Data listing
--- Start ---
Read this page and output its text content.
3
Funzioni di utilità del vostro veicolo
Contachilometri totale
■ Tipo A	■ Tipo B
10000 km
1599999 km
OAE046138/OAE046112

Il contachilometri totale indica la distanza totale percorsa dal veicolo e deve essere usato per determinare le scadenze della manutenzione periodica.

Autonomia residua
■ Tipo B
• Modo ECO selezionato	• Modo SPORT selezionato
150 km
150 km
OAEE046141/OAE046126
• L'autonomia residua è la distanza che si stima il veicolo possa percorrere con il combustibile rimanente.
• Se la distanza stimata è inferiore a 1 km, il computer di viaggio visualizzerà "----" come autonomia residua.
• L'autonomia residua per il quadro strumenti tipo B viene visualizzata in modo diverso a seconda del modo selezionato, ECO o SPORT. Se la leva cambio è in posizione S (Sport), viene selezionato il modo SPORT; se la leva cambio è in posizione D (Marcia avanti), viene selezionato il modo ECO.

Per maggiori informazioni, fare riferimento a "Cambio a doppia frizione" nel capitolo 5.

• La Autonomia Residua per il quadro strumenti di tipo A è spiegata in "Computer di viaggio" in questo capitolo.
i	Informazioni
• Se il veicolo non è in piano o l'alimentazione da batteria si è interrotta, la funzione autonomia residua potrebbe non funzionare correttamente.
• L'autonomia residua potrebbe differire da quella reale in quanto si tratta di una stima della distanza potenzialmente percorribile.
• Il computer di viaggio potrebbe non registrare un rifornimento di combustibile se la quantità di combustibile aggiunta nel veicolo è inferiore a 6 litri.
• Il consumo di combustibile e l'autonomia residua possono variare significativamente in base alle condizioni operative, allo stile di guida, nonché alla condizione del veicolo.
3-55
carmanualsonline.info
--- End ---
--- Start ---
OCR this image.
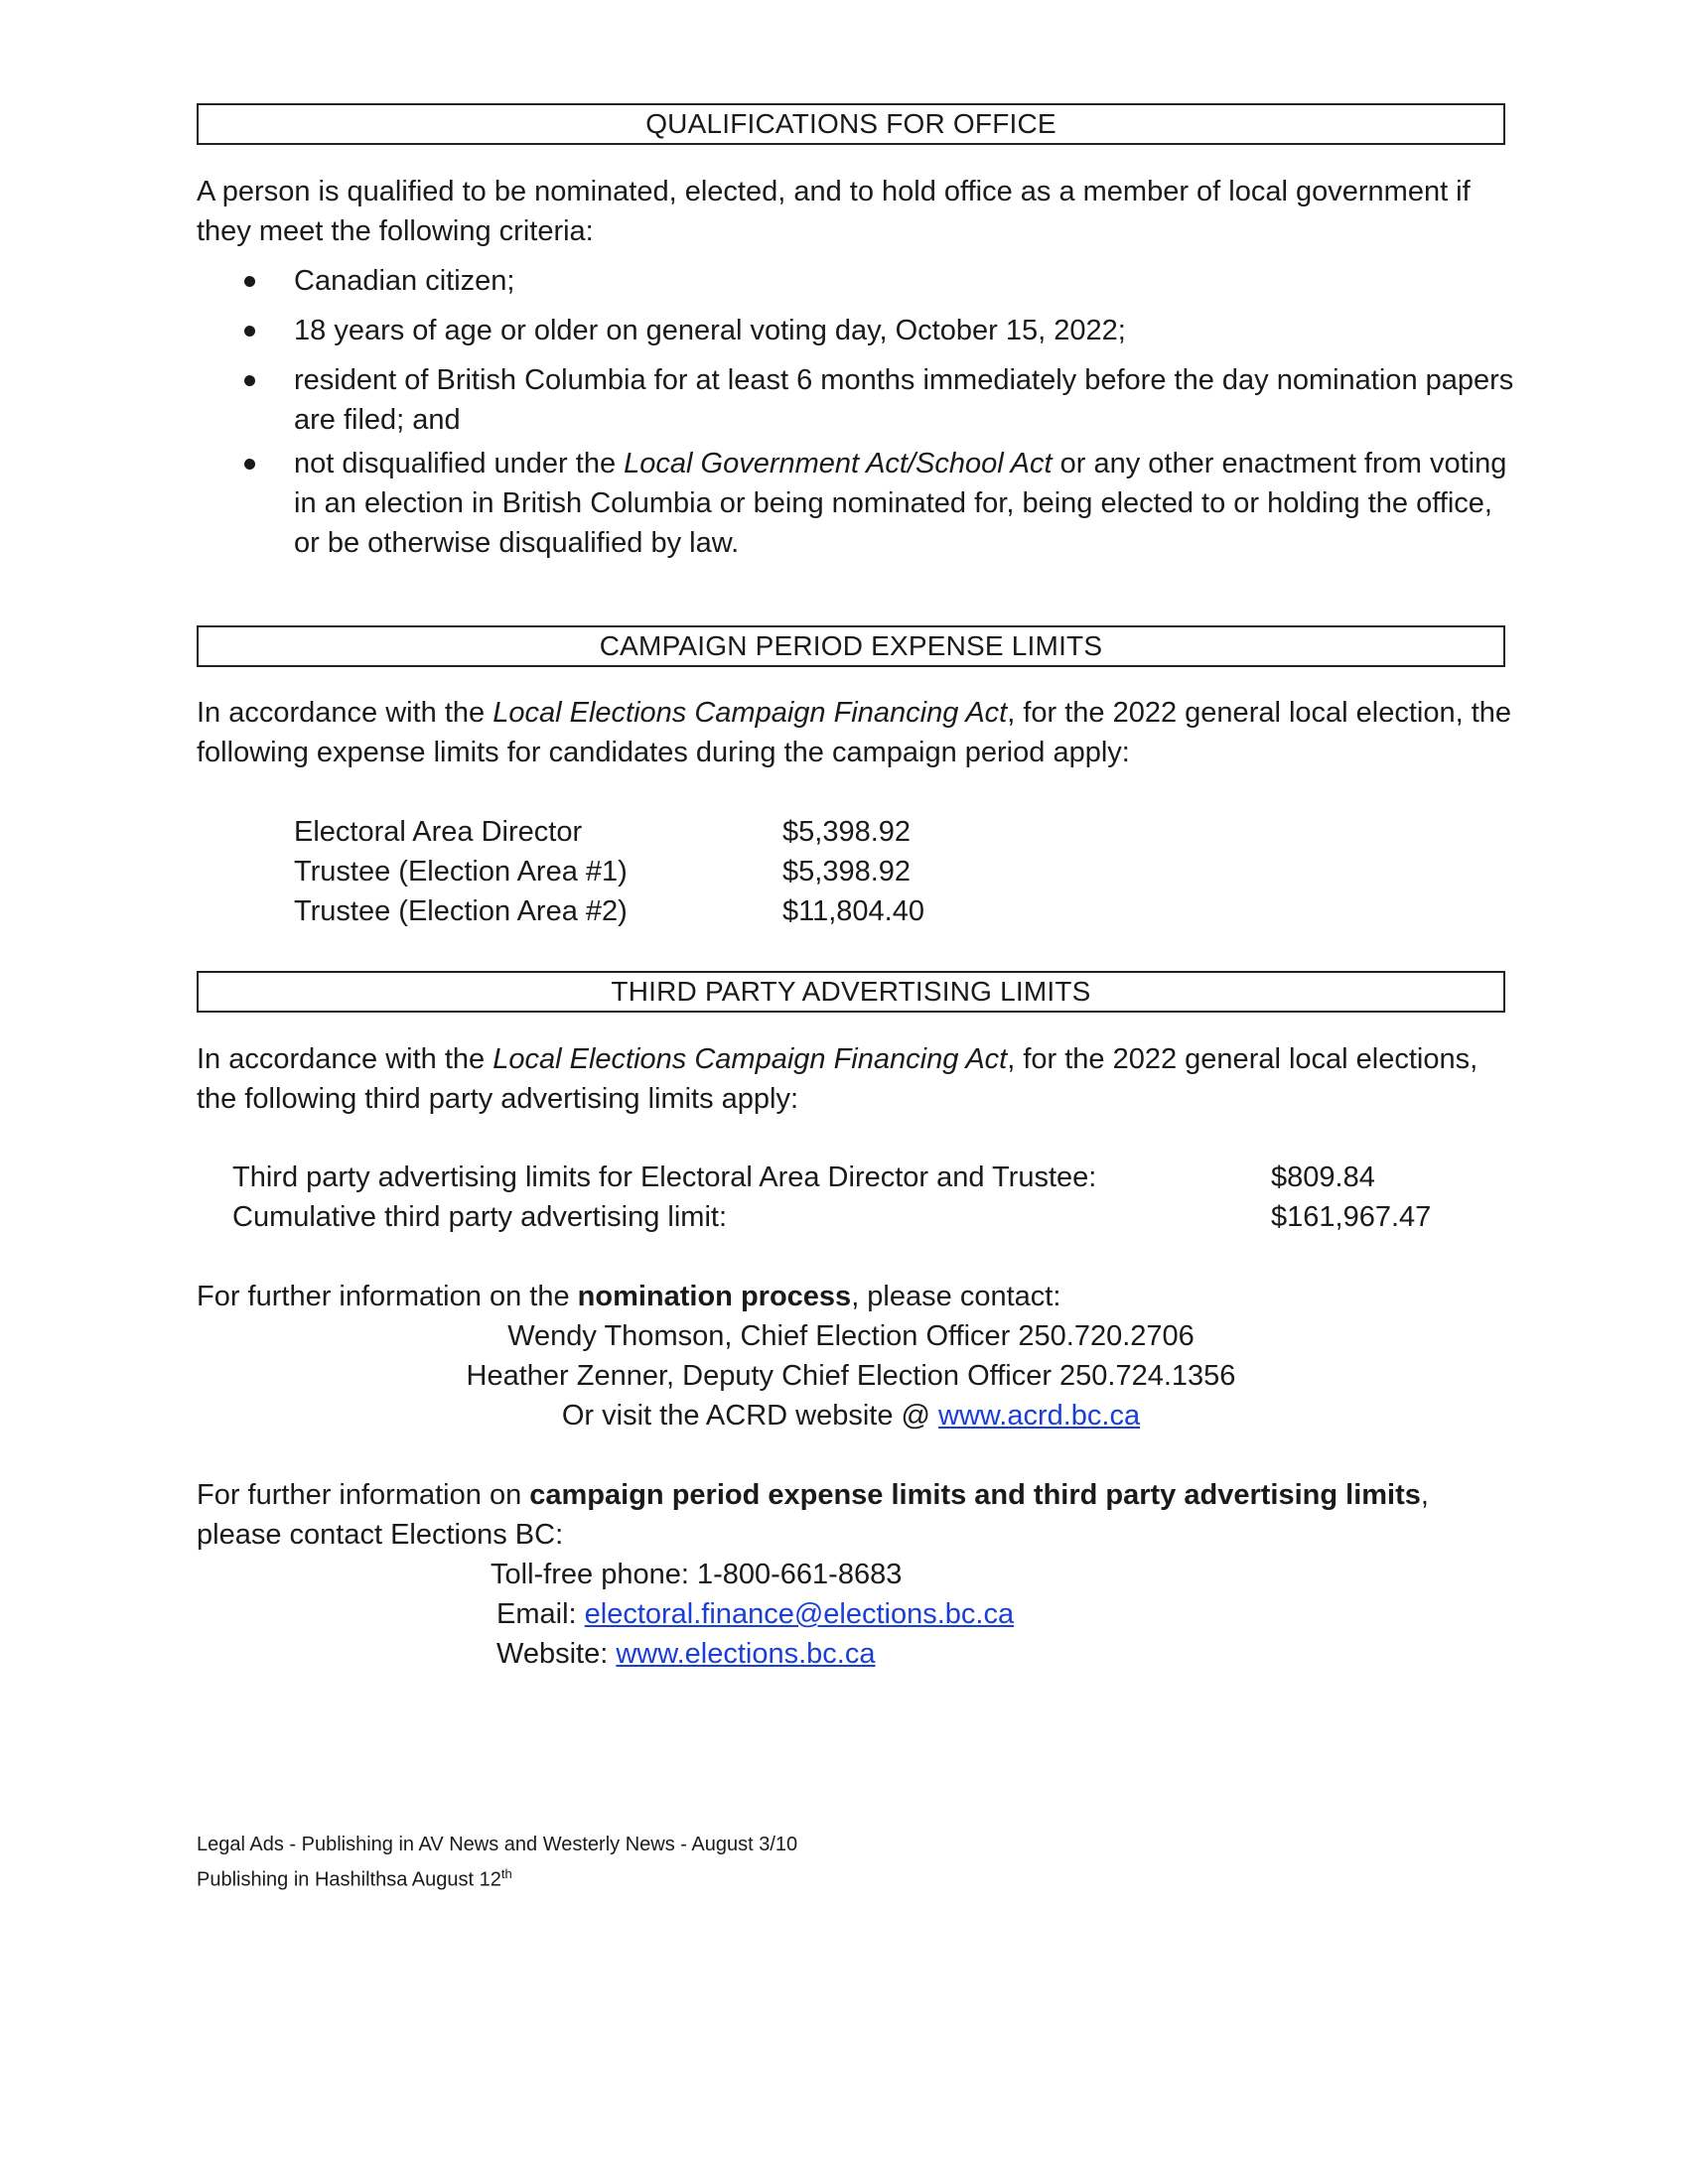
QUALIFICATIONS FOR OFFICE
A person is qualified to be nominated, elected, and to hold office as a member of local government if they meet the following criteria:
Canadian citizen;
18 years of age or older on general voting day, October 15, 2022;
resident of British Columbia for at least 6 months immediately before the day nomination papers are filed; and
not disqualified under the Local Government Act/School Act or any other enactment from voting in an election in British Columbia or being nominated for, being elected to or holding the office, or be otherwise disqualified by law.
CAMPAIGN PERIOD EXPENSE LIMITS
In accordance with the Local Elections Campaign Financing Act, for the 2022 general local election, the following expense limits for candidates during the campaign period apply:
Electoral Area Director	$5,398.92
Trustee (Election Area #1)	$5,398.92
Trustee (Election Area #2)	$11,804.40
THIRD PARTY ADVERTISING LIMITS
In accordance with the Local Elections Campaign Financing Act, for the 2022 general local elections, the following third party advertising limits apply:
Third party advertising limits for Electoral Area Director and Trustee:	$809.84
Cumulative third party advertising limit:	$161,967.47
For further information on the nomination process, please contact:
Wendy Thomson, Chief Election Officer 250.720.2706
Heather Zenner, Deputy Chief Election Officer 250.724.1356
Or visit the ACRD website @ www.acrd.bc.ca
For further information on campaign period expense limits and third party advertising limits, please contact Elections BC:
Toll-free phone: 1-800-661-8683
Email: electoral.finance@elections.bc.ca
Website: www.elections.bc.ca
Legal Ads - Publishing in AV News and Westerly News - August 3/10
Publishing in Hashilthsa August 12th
--- End ---
=== EXERCISE DESCRIPTION ===
From the entries above, select each line containing the string "potrebbe".

=== EXERCISE ANSWER ===
• Se il veicolo non è in piano o l'alimentazione da batteria si è interrotta, la funzione autonomia residua potrebbe non funzionare correttamente.
• L'autonomia residua potrebbe differire da quella reale in quanto si tratta di una stima della distanza potenzialmente percorribile.
• Il computer di viaggio potrebbe non registrare un rifornimento di combustibile se la quantità di combustibile aggiunta nel veicolo è inferiore a 6 litri.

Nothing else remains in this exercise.